» **Challenge**
Write the data out again exactly, with no pictures.

» **Data shown**
..............................

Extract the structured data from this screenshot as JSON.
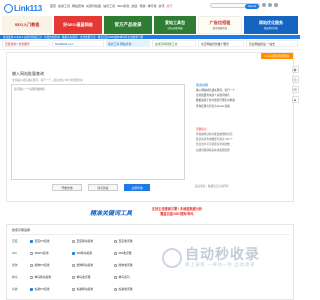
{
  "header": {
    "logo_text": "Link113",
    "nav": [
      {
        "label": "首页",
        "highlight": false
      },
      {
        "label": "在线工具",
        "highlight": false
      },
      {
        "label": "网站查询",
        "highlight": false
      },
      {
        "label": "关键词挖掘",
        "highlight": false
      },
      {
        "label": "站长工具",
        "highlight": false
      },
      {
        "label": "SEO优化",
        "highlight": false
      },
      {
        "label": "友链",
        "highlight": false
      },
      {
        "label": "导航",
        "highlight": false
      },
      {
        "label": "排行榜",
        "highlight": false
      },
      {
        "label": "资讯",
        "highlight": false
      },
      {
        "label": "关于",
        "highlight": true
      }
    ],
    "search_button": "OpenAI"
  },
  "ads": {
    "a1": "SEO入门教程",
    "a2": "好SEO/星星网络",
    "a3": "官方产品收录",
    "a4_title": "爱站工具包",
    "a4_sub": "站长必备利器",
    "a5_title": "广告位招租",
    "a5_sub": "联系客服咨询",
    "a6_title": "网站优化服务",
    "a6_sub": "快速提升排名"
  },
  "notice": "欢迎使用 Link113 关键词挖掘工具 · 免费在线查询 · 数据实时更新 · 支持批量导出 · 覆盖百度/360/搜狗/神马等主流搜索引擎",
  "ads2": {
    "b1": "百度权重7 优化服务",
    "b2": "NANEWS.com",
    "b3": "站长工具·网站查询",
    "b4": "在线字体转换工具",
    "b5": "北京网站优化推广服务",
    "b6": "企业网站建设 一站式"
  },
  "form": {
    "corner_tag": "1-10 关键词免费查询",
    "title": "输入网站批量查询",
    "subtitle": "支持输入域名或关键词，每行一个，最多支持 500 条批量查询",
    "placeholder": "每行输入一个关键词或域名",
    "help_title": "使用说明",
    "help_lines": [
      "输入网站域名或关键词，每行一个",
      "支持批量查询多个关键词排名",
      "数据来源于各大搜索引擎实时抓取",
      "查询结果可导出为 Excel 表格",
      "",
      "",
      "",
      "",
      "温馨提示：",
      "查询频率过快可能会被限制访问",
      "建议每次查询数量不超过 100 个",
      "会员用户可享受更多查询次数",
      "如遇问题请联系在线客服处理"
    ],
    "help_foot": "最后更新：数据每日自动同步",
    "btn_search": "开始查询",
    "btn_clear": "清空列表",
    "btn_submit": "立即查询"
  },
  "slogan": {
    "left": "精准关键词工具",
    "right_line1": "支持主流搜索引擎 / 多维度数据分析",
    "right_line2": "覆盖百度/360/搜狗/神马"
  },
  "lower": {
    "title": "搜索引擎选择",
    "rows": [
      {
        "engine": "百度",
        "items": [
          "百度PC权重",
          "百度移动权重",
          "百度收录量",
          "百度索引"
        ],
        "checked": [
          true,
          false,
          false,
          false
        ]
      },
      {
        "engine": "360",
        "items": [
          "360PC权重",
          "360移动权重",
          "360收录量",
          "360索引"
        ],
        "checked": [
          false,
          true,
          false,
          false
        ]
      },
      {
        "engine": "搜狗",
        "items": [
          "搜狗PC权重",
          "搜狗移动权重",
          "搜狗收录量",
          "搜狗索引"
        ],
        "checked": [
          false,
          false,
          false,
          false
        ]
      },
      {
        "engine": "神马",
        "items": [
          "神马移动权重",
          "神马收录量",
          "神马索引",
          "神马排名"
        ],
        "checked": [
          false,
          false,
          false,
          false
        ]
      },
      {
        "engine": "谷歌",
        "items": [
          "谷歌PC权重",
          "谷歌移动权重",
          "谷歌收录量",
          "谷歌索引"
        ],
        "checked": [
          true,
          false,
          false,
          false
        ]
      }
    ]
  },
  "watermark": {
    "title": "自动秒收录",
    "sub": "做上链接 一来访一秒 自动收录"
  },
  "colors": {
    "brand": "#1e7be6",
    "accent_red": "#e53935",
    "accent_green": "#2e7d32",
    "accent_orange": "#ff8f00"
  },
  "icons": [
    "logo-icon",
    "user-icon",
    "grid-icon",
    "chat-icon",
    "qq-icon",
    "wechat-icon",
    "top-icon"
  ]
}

..............................

» **The response**
Extract the structured data from this screenshot as JSON.
{
  "header": {
    "logo_text": "Link113",
    "nav": [
      {
        "label": "首页",
        "highlight": false
      },
      {
        "label": "在线工具",
        "highlight": false
      },
      {
        "label": "网站查询",
        "highlight": false
      },
      {
        "label": "关键词挖掘",
        "highlight": false
      },
      {
        "label": "站长工具",
        "highlight": false
      },
      {
        "label": "SEO优化",
        "highlight": false
      },
      {
        "label": "友链",
        "highlight": false
      },
      {
        "label": "导航",
        "highlight": false
      },
      {
        "label": "排行榜",
        "highlight": false
      },
      {
        "label": "资讯",
        "highlight": false
      },
      {
        "label": "关于",
        "highlight": true
      }
    ],
    "search_button": "OpenAI"
  },
  "ads": {
    "a1": "SEO入门教程",
    "a2": "好SEO/星星网络",
    "a3": "官方产品收录",
    "a4_title": "爱站工具包",
    "a4_sub": "站长必备利器",
    "a5_title": "广告位招租",
    "a5_sub": "联系客服咨询",
    "a6_title": "网站优化服务",
    "a6_sub": "快速提升排名"
  },
  "notice": "欢迎使用 Link113 关键词挖掘工具 · 免费在线查询 · 数据实时更新 · 支持批量导出 · 覆盖百度/360/搜狗/神马等主流搜索引擎",
  "ads2": {
    "b1": "百度权重7 优化服务",
    "b2": "NANEWS.com",
    "b3": "站长工具·网站查询",
    "b4": "在线字体转换工具",
    "b5": "北京网站优化推广服务",
    "b6": "企业网站建设 一站式"
  },
  "form": {
    "corner_tag": "1-10 关键词免费查询",
    "title": "输入网站批量查询",
    "subtitle": "支持输入域名或关键词，每行一个，最多支持 500 条批量查询",
    "placeholder": "每行输入一个关键词或域名",
    "help_title": "使用说明",
    "help_lines": [
      "输入网站域名或关键词，每行一个",
      "支持批量查询多个关键词排名",
      "数据来源于各大搜索引擎实时抓取",
      "查询结果可导出为 Excel 表格",
      "",
      "",
      "",
      "",
      "温馨提示：",
      "查询频率过快可能会被限制访问",
      "建议每次查询数量不超过 100 个",
      "会员用户可享受更多查询次数",
      "如遇问题请联系在线客服处理"
    ],
    "help_foot": "最后更新：数据每日自动同步",
    "btn_search": "开始查询",
    "btn_clear": "清空列表",
    "btn_submit": "立即查询"
  },
  "slogan": {
    "left": "精准关键词工具",
    "right_line1": "支持主流搜索引擎 / 多维度数据分析",
    "right_line2": "覆盖百度/360/搜狗/神马"
  },
  "lower": {
    "title": "搜索引擎选择",
    "rows": [
      {
        "engine": "百度",
        "items": [
          "百度PC权重",
          "百度移动权重",
          "百度收录量",
          "百度索引"
        ],
        "checked": [
          true,
          false,
          false,
          false
        ]
      },
      {
        "engine": "360",
        "items": [
          "360PC权重",
          "360移动权重",
          "360收录量",
          "360索引"
        ],
        "checked": [
          false,
          true,
          false,
          false
        ]
      },
      {
        "engine": "搜狗",
        "items": [
          "搜狗PC权重",
          "搜狗移动权重",
          "搜狗收录量",
          "搜狗索引"
        ],
        "checked": [
          false,
          false,
          false,
          false
        ]
      },
      {
        "engine": "神马",
        "items": [
          "神马移动权重",
          "神马收录量",
          "神马索引",
          "神马排名"
        ],
        "checked": [
          false,
          false,
          false,
          false
        ]
      },
      {
        "engine": "谷歌",
        "items": [
          "谷歌PC权重",
          "谷歌移动权重",
          "谷歌收录量",
          "谷歌索引"
        ],
        "checked": [
          true,
          false,
          false,
          false
        ]
      }
    ]
  },
  "watermark": {
    "title": "自动秒收录",
    "sub": "做上链接 一来访一秒 自动收录"
  },
  "colors": {
    "brand": "#1e7be6",
    "accent_red": "#e53935",
    "accent_green": "#2e7d32",
    "accent_orange": "#ff8f00"
  },
  "icons": [
    "logo-icon",
    "user-icon",
    "grid-icon",
    "chat-icon",
    "qq-icon",
    "wechat-icon",
    "top-icon"
  ]
}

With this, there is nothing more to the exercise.